> Work to complete:
Report the number of lines in the entries below that include the word "xlabel", and nothing else.

____

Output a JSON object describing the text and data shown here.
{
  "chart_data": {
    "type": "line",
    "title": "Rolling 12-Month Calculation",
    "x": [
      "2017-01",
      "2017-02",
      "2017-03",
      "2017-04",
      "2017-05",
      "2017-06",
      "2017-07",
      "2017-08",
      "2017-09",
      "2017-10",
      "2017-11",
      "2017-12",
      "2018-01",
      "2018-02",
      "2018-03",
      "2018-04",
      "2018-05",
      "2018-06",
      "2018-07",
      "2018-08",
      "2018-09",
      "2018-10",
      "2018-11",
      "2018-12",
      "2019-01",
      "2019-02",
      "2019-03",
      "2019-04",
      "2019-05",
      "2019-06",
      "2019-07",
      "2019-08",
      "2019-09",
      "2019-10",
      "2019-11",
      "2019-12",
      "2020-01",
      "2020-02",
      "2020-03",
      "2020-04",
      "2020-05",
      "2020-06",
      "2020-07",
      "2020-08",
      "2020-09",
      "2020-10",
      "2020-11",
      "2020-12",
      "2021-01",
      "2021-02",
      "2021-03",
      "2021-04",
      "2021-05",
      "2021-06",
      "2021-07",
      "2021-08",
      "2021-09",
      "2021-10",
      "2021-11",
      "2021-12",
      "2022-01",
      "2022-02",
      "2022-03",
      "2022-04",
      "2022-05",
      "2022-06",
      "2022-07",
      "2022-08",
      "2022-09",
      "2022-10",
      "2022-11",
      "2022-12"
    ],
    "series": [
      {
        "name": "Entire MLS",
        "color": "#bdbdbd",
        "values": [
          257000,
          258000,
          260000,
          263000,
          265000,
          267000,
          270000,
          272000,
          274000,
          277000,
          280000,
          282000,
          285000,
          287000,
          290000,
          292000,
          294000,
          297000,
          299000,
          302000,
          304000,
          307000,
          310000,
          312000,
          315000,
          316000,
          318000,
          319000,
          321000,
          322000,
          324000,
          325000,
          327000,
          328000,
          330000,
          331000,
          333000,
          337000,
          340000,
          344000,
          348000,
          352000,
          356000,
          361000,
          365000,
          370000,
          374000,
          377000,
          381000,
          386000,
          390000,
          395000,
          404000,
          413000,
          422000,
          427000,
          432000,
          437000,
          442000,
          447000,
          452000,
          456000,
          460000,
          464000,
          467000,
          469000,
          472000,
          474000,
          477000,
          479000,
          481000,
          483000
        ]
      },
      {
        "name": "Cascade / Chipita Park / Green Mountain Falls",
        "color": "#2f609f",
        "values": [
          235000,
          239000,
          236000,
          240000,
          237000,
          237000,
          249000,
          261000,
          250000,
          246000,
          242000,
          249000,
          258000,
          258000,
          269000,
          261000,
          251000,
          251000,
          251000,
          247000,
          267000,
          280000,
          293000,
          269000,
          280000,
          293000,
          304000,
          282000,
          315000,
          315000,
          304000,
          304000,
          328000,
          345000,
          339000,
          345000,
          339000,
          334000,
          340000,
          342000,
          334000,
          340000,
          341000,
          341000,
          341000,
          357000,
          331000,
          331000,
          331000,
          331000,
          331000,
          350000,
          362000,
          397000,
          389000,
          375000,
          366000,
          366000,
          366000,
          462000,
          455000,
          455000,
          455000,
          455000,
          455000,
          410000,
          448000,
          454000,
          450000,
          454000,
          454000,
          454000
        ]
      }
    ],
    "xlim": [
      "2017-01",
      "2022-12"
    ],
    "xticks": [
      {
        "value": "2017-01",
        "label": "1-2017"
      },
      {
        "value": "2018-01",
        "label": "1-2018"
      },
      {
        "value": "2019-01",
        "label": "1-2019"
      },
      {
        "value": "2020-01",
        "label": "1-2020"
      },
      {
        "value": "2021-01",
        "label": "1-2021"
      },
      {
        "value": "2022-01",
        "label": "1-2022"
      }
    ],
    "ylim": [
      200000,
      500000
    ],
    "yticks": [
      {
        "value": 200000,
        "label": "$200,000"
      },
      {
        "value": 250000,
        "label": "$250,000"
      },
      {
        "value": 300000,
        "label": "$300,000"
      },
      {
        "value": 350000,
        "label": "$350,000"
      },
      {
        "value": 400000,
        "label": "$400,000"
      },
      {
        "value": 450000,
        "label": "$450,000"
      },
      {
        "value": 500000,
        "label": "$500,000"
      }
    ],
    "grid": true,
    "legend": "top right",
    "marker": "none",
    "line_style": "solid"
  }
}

____

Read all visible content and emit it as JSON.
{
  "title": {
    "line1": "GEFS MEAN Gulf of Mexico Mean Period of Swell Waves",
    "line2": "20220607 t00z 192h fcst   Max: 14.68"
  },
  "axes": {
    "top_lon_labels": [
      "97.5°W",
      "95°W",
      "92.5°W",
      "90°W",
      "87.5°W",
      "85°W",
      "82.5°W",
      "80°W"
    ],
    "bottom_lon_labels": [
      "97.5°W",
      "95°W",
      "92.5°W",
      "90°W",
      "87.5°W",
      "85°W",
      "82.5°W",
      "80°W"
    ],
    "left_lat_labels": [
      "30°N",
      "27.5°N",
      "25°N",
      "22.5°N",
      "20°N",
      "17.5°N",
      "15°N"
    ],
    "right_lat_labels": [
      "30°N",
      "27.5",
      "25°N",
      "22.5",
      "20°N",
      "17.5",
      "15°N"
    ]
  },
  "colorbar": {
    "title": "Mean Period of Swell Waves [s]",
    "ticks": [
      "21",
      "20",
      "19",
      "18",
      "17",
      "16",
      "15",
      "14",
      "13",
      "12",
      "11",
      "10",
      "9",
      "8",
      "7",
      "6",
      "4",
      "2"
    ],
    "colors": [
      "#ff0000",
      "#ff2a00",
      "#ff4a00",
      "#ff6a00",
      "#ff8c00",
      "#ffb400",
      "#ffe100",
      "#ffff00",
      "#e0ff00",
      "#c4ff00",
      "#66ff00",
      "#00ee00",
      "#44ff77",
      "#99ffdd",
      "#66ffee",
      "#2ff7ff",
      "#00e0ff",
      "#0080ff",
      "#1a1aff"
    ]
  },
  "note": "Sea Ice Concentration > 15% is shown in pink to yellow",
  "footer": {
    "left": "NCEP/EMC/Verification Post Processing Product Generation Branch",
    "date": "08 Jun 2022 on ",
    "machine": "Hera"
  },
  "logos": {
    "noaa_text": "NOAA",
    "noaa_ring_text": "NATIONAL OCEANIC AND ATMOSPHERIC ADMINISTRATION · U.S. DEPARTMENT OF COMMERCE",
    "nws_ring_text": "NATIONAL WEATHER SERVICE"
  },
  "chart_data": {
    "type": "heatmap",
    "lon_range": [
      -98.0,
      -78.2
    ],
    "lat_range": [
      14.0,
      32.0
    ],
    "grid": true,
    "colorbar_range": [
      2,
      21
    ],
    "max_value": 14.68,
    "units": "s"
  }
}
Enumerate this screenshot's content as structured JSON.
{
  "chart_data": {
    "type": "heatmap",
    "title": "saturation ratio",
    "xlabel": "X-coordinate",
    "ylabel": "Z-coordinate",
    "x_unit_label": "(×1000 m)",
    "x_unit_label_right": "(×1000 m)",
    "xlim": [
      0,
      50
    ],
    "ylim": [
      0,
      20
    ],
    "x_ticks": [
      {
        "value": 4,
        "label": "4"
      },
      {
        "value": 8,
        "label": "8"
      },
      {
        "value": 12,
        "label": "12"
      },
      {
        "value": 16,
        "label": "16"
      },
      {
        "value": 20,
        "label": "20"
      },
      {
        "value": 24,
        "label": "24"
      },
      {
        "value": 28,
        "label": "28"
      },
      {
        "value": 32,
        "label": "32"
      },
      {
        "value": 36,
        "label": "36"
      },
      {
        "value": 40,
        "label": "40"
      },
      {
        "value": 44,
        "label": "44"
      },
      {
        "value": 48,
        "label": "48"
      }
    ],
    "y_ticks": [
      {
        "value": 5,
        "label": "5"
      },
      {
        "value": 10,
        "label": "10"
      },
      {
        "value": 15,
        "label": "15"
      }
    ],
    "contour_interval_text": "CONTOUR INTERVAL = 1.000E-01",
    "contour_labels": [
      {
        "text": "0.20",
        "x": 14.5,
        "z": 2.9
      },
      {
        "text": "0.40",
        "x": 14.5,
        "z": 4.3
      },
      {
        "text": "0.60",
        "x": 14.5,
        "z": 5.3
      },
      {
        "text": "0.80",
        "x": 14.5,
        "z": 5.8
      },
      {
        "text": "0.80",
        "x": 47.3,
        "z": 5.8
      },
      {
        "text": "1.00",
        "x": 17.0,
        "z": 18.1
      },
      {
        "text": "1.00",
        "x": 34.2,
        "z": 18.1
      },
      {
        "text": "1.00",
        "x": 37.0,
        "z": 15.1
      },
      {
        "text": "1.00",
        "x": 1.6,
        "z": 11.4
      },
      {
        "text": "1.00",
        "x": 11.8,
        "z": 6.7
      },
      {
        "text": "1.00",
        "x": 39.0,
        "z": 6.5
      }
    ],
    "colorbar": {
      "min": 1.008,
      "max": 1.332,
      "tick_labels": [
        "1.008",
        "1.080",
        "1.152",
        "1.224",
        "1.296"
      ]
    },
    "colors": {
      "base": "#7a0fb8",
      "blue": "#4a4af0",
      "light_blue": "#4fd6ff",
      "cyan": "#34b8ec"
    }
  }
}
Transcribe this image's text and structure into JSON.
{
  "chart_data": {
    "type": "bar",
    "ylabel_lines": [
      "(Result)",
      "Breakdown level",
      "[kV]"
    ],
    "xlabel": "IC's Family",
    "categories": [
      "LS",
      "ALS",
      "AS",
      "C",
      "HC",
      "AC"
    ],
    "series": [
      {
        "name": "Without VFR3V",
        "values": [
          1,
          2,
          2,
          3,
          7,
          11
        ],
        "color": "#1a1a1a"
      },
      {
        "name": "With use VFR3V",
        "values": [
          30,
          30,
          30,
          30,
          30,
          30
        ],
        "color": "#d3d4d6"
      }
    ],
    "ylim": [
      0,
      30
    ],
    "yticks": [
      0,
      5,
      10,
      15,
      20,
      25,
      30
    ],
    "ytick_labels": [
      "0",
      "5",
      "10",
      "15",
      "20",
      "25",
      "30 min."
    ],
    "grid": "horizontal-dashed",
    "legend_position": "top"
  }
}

____

> Solution to this exercise:
2